TASK REQUIREMENTS |
Extract the full set of records, then give each one again exactly.

----------

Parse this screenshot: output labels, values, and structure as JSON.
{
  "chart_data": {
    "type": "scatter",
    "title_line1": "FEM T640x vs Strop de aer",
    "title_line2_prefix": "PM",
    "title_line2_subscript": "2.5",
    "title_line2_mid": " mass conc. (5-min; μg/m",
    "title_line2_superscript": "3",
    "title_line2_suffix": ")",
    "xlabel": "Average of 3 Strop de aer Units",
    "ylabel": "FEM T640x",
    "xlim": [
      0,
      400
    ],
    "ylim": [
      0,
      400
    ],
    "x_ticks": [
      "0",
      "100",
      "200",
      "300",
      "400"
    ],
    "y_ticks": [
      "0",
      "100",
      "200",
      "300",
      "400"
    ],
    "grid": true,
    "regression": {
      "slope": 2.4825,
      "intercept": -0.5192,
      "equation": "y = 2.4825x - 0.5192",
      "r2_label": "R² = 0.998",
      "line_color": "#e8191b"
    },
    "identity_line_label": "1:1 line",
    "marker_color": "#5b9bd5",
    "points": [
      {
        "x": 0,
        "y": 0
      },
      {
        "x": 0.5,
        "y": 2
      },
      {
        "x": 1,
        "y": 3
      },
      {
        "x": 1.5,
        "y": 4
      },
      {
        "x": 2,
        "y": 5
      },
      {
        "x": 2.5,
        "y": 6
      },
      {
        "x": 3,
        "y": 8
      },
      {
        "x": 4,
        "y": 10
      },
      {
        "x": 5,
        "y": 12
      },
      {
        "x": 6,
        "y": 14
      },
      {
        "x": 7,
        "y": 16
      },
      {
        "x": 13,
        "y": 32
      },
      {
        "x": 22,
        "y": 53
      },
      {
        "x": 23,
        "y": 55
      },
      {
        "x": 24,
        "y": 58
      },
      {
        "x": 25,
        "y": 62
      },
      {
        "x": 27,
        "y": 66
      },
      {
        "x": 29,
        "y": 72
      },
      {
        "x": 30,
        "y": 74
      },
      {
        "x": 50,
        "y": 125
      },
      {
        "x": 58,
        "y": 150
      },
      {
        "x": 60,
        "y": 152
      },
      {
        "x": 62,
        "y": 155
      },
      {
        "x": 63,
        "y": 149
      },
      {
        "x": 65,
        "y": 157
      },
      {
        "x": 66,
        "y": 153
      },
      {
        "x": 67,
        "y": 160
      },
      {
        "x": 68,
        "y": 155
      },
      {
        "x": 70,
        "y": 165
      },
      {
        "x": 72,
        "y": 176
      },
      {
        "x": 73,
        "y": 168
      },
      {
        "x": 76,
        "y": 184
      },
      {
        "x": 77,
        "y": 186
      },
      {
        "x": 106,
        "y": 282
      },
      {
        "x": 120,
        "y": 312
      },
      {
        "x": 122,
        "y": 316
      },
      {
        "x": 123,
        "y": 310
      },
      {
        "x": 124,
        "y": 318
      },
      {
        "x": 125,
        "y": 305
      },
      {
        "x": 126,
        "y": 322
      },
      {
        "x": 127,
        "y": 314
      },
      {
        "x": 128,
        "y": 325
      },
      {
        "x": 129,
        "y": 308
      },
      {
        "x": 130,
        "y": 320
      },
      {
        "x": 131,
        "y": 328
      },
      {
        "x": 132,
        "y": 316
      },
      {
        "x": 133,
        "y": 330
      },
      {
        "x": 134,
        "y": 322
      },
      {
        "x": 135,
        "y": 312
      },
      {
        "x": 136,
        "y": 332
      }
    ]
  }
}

----------

WRITTEN SOLUTION |
Parse this screenshot: output labels, values, and structure as JSON.
{
  "chart_data": {
    "type": "scatter",
    "title_line1": "FEM T640x vs Strop de aer",
    "title_line2_prefix": "PM",
    "title_line2_subscript": "2.5",
    "title_line2_mid": " mass conc. (5-min; μg/m",
    "title_line2_superscript": "3",
    "title_line2_suffix": ")",
    "xlabel": "Average of 3 Strop de aer Units",
    "ylabel": "FEM T640x",
    "xlim": [
      0,
      400
    ],
    "ylim": [
      0,
      400
    ],
    "x_ticks": [
      "0",
      "100",
      "200",
      "300",
      "400"
    ],
    "y_ticks": [
      "0",
      "100",
      "200",
      "300",
      "400"
    ],
    "grid": true,
    "regression": {
      "slope": 2.4825,
      "intercept": -0.5192,
      "equation": "y = 2.4825x - 0.5192",
      "r2_label": "R² = 0.998",
      "line_color": "#e8191b"
    },
    "identity_line_label": "1:1 line",
    "marker_color": "#5b9bd5",
    "points": [
      {
        "x": 0,
        "y": 0
      },
      {
        "x": 0.5,
        "y": 2
      },
      {
        "x": 1,
        "y": 3
      },
      {
        "x": 1.5,
        "y": 4
      },
      {
        "x": 2,
        "y": 5
      },
      {
        "x": 2.5,
        "y": 6
      },
      {
        "x": 3,
        "y": 8
      },
      {
        "x": 4,
        "y": 10
      },
      {
        "x": 5,
        "y": 12
      },
      {
        "x": 6,
        "y": 14
      },
      {
        "x": 7,
        "y": 16
      },
      {
        "x": 13,
        "y": 32
      },
      {
        "x": 22,
        "y": 53
      },
      {
        "x": 23,
        "y": 55
      },
      {
        "x": 24,
        "y": 58
      },
      {
        "x": 25,
        "y": 62
      },
      {
        "x": 27,
        "y": 66
      },
      {
        "x": 29,
        "y": 72
      },
      {
        "x": 30,
        "y": 74
      },
      {
        "x": 50,
        "y": 125
      },
      {
        "x": 58,
        "y": 150
      },
      {
        "x": 60,
        "y": 152
      },
      {
        "x": 62,
        "y": 155
      },
      {
        "x": 63,
        "y": 149
      },
      {
        "x": 65,
        "y": 157
      },
      {
        "x": 66,
        "y": 153
      },
      {
        "x": 67,
        "y": 160
      },
      {
        "x": 68,
        "y": 155
      },
      {
        "x": 70,
        "y": 165
      },
      {
        "x": 72,
        "y": 176
      },
      {
        "x": 73,
        "y": 168
      },
      {
        "x": 76,
        "y": 184
      },
      {
        "x": 77,
        "y": 186
      },
      {
        "x": 106,
        "y": 282
      },
      {
        "x": 120,
        "y": 312
      },
      {
        "x": 122,
        "y": 316
      },
      {
        "x": 123,
        "y": 310
      },
      {
        "x": 124,
        "y": 318
      },
      {
        "x": 125,
        "y": 305
      },
      {
        "x": 126,
        "y": 322
      },
      {
        "x": 127,
        "y": 314
      },
      {
        "x": 128,
        "y": 325
      },
      {
        "x": 129,
        "y": 308
      },
      {
        "x": 130,
        "y": 320
      },
      {
        "x": 131,
        "y": 328
      },
      {
        "x": 132,
        "y": 316
      },
      {
        "x": 133,
        "y": 330
      },
      {
        "x": 134,
        "y": 322
      },
      {
        "x": 135,
        "y": 312
      },
      {
        "x": 136,
        "y": 332
      }
    ]
  }
}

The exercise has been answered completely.